* À faire *
A) Réécrivez le passage du texte sur la population du Québec qui commence aux mots "Marco Bélair-Cirino , Mélissa" et s'arrête après "millions de personnes.", en y remplaçant "tranquillement" par "lentement".
B) Présentez en tableau Markdown les lignes des entrées, à partir de celle qui contient "zero-baseline [0, 249, 1172, 253]" et jusqu'à celle qui contient "monetary-gains-switch[interactable] [402, 47, 446, 71]", bornes comprises. Utilisez les colonnes n (numéro de rangée) et Ligne, et omettez les lignes vides.

* Texte fourni *
----------------

Radiographie de la population du Québec

Le destin québécois


Marco Bélair-Cirino , Mélissa Guillemette - Le Québec change tranquillement de visage, comme le révèle le dernier bilan démographique annuel de l'Institut de la statistique du Québec. Et d'ici début 2012, la population y franchira le cap des huit millions de personnes.
Bébés en hausse, fécondité stable
S'il y a plus de nouveau-nés au Québec, les couples québécois ne font tout de même pas plus de bébés. Mille enfants de plus sont nés en 2009 par rapport à 2008, mais l'indice de fécondité est demeuré stable, à 1,73 enfant par femme, selon l'Institut de la statistique du Québec.
L'augmentation des naissances est attribuable à une hausse du nombre de femmes en âge d'avoir des enfants plutôt qu'à un engouement des couples pour des familles plus nombreuses. «Les naissances augmentent un tout petit peu, mais de moins en moins rapidement. On semble avoir atteint une espèce de plateau», affirme l'auteure du Bilan démographique du Québec 2010, Chantal Girard.

----------------

* Lignes enregistrées *
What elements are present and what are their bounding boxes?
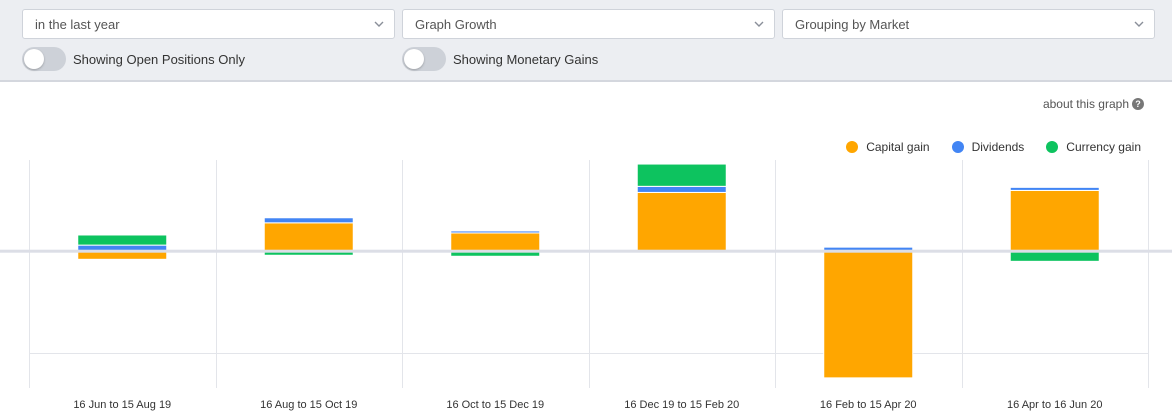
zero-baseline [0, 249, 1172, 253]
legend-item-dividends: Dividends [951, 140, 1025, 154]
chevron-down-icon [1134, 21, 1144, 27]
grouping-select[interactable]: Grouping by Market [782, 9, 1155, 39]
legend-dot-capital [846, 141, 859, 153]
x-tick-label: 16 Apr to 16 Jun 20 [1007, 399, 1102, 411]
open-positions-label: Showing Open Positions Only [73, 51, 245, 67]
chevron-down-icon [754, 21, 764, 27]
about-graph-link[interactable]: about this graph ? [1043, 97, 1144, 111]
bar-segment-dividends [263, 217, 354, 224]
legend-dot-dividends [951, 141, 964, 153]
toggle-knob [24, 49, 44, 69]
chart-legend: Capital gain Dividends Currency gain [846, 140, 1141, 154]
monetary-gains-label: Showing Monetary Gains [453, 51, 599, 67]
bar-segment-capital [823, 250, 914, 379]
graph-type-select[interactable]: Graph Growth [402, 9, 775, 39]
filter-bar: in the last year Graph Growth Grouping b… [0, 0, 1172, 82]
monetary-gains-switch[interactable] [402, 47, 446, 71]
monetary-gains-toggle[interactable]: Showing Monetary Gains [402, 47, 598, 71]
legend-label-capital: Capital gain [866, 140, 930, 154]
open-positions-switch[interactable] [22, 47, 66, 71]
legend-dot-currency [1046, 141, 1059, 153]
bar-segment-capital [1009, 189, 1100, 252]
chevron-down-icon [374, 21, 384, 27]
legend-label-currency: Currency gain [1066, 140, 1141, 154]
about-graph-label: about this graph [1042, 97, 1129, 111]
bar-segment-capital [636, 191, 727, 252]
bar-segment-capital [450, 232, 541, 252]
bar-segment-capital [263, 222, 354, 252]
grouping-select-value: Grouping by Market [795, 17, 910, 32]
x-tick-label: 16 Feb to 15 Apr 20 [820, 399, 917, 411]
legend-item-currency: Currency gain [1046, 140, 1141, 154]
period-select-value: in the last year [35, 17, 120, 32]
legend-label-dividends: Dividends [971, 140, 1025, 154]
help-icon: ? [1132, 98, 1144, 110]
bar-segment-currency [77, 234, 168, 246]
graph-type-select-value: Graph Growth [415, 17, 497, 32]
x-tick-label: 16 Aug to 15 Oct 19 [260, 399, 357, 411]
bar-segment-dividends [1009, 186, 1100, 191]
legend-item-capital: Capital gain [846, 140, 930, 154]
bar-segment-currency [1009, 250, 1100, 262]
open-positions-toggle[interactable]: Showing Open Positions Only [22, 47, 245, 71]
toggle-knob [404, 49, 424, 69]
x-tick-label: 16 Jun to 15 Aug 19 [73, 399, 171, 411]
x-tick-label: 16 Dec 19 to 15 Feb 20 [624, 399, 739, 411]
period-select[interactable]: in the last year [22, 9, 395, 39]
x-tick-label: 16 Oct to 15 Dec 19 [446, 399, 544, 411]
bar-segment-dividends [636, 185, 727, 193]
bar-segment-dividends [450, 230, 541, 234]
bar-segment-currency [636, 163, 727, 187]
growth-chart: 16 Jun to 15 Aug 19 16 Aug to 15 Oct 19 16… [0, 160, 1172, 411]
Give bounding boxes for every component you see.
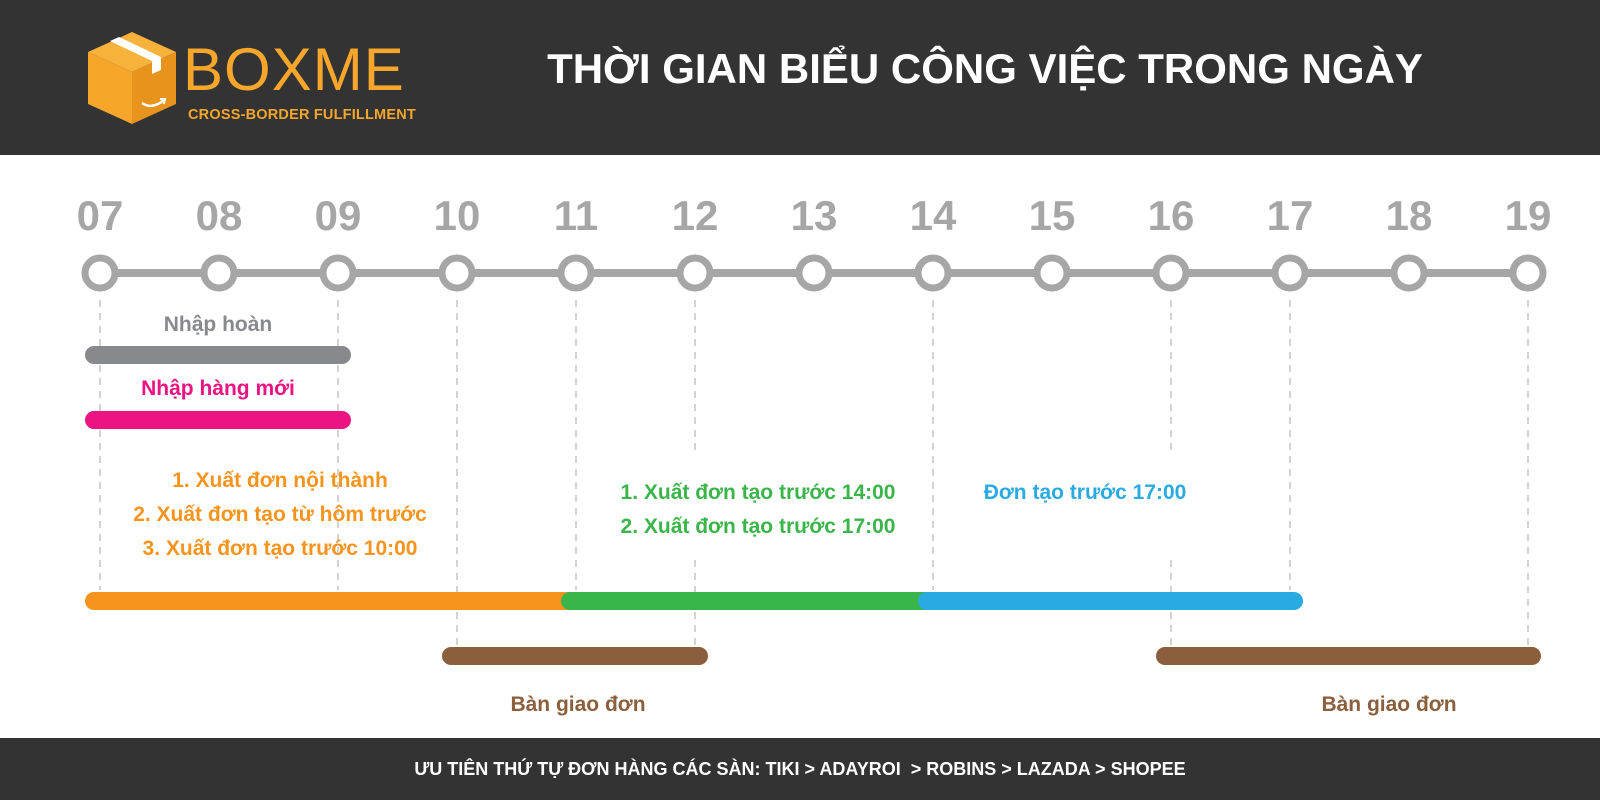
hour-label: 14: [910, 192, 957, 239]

----------------

* Tâches résolues *
A)
Marco Bélair-Cirino , Mélissa Guillemette - Le Québec change lentement de visage, comme le révèle le dernier bilan démographique annuel de l'Institut de la statistique du Québec. Et d'ici début 2012, la population y franchira le cap des huit millions de personnes.

B)
| n | Ligne |
|---|---|
| 1 | zero-baseline [0, 249, 1172, 253] |
| 2 | legend-item-dividends: Dividends [951, 140, 1025, 154] |
| 3 | chevron-down-icon [1134, 21, 1144, 27] |
| 4 | grouping-select[interactable]: Grouping by Market [782, 9, 1155, 39] |
| 5 | legend-dot-capital [846, 141, 859, 153] |
| 6 | x-tick-label: 16 Apr to 16 Jun 20 [1007, 399, 1102, 411] |
| 7 | open-positions-label: Showing Open Positions Only [73, 51, 245, 67] |
| 8 | chevron-down-icon [754, 21, 764, 27] |
| 9 | about-graph-link[interactable]: about this graph ? [1043, 97, 1144, 111] |
| 10 | bar-segment-dividends [263, 217, 354, 224] |
| 11 | legend-dot-dividends [951, 141, 964, 153] |
| 12 | toggle-knob [24, 49, 44, 69] |
| 13 | chart-legend: Capital gain Dividends Currency gain [846, 140, 1141, 154] |
| 14 | monetary-gains-label: Showing Monetary Gains [453, 51, 599, 67] |
| 15 | bar-segment-capital [823, 250, 914, 379] |
| 16 | graph-type-select[interactable]: Graph Growth [402, 9, 775, 39] |
| 17 | filter-bar: in the last year Graph Growth Grouping b… [0, 0, 1172, 82] |
| 18 | monetary-gains-switch[interactable] [402, 47, 446, 71] |